### Passage
For the past three years a war has been raging behind the scenes in St. Albert, and around the world, for the hearts and minds of the general public.
Secret agents from two factions seeking to impose their own ideology on the unsuspecting masses are, as you read this, vying for control of strategic points around this city with the end goal of blanketing areas in mind-control fields.
If this sounds like something out of a sci-fi movie or video game, it is.
Ingress, a massive multiplayer role-playing game created by Google’s Niantic Projects, is celebrating its third anniversary. But while many massive online games have real-world interactions taking place in an imagined world, Ingress turns that on its head. In Ingress, the action takes place down the street, across town, and around the world.
The storyline behind the game is fairly straightforward. Inter-dimensional portals opened all across the world and began leaking exotic matter through landmarks like the clock tower at Perron Street and Sir Winston Churchill Avenue, the Children’s Bridge, and even city hall itself.
Two factions of humans emerged once these portals opened: the Enlightened and the Resistance. The former seeks to use the exotic matter to further humanity’s physical evolution, while the resistance seeks to further humanity’s technological evolution.
The gameplay itself is fairly simple. You download the app to a GPS-enabled device, then go find portals to hack, attack and defend. The ultimate goal is to link portals together into triangles, creating mind-control fields. More and bigger fields mean more points for your faction at the regional level, or if they’re big enough, at the global level.

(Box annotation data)
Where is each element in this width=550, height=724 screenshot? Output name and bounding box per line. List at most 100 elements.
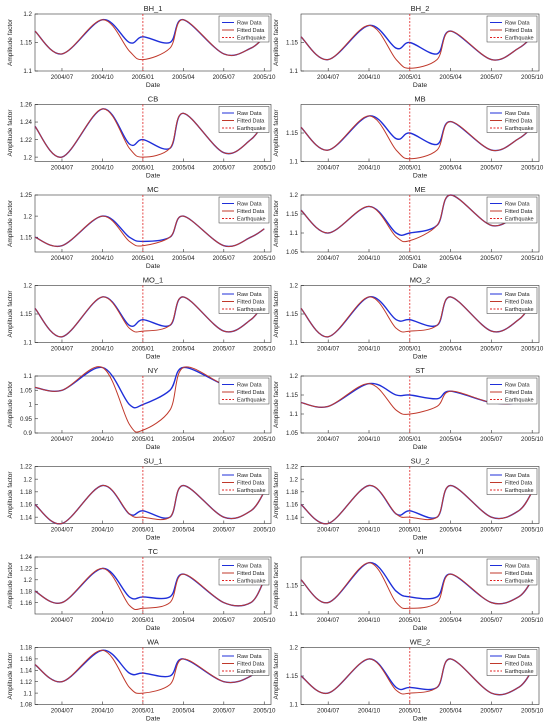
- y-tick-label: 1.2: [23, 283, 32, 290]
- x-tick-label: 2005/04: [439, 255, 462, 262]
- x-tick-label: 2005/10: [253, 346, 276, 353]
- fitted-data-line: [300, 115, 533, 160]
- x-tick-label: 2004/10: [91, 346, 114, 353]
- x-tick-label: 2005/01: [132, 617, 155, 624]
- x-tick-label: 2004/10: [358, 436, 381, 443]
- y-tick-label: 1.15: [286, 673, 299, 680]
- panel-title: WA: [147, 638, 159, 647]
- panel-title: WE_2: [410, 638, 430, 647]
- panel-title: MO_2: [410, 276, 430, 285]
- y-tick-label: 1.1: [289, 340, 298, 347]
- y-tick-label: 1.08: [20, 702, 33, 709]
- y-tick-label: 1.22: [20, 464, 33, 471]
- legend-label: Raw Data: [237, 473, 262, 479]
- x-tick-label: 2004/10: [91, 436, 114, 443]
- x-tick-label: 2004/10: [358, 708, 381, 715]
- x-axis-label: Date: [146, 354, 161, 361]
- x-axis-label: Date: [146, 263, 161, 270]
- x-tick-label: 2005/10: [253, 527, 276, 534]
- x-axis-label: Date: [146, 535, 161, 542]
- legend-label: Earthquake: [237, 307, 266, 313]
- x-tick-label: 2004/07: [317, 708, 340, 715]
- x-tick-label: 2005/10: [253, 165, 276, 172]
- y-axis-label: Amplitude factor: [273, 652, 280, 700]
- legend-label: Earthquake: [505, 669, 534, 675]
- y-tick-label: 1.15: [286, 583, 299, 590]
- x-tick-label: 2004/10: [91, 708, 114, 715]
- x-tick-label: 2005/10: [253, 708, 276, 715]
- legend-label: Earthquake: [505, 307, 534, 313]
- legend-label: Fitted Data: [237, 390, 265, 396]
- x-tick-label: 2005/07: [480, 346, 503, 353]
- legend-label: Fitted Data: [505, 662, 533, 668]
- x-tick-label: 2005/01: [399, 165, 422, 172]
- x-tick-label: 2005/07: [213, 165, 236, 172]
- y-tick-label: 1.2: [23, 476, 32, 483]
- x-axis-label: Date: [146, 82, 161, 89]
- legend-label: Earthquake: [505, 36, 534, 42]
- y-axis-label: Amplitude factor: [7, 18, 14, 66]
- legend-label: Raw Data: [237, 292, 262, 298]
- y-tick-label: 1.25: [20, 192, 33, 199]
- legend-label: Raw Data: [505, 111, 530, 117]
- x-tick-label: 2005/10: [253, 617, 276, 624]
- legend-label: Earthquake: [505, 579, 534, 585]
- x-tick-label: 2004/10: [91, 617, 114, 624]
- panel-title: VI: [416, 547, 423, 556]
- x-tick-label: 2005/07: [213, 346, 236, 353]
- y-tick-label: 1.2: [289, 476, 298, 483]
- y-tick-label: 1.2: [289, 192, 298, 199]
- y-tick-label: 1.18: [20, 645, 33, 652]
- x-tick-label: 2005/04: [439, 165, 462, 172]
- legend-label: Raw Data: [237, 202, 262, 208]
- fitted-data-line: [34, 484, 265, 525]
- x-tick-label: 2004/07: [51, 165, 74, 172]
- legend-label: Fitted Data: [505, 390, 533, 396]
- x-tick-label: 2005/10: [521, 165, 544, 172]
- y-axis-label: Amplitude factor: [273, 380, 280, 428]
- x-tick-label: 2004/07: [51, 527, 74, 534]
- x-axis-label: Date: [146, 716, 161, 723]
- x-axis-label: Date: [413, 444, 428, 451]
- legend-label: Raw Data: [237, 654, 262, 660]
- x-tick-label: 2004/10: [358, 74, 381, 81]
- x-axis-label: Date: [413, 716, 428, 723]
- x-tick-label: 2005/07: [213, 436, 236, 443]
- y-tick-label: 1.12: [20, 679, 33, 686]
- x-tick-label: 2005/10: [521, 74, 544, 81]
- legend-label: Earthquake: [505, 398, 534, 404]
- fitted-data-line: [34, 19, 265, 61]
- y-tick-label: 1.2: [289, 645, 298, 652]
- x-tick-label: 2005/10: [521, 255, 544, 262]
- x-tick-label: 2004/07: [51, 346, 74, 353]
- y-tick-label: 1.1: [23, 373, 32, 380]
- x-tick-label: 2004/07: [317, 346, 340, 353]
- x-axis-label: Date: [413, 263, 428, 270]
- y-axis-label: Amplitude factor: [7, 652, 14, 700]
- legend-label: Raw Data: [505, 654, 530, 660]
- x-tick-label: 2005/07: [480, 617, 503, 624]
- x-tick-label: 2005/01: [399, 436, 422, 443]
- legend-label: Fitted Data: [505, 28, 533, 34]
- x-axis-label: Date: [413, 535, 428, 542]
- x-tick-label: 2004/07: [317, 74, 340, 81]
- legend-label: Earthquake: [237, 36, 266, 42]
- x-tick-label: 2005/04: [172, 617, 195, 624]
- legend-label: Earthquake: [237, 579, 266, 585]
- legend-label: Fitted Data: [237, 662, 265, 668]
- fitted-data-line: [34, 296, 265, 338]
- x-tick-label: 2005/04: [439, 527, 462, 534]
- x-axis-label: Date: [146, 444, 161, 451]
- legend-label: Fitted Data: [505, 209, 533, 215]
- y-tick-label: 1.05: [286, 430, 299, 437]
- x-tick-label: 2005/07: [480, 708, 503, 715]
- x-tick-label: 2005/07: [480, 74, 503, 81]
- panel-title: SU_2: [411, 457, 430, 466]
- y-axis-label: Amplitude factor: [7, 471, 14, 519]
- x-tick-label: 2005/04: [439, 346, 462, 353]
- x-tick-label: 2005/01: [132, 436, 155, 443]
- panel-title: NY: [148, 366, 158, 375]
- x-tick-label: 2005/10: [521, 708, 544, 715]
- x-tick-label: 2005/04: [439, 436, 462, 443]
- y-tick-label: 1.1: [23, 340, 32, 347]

### To be done
(a) Name every landmark that the Ingress article gives as a place where portals leak exotic matter.
(b) In the records, rewrite the stretch from the line containing "- y-tick-label: 1.2: [23, 283, 32, 290]" through the line containing "- x-tick-label: 2004/10: [91, 436, 114, 443]", with "panel-title" changed to "subplot-title". Return only those lines.
These records are unrelated to the Ingress article.

### Answers for this exercise
(a)
- The clock tower at Perron Street and Sir Winston Churchill Avenue
- The Children's Bridge
- City hall

(b)
- y-tick-label: 1.2: [23, 283, 32, 290]
- x-tick-label: 2005/04: [439, 255, 462, 262]
- x-tick-label: 2005/10: [253, 346, 276, 353]
- fitted-data-line: [300, 115, 533, 160]
- x-tick-label: 2004/10: [91, 346, 114, 353]
- x-tick-label: 2005/01: [132, 617, 155, 624]
- x-tick-label: 2004/10: [358, 436, 381, 443]
- y-tick-label: 1.15: [286, 673, 299, 680]
- subplot-title: WA: [147, 638, 159, 647]
- subplot-title: WE_2: [410, 638, 430, 647]
- subplot-title: MO_2: [410, 276, 430, 285]
- y-tick-label: 1.1: [289, 340, 298, 347]
- y-tick-label: 1.08: [20, 702, 33, 709]
- y-tick-label: 1.22: [20, 464, 33, 471]
- legend-label: Raw Data: [237, 473, 262, 479]
- x-tick-label: 2004/10: [91, 436, 114, 443]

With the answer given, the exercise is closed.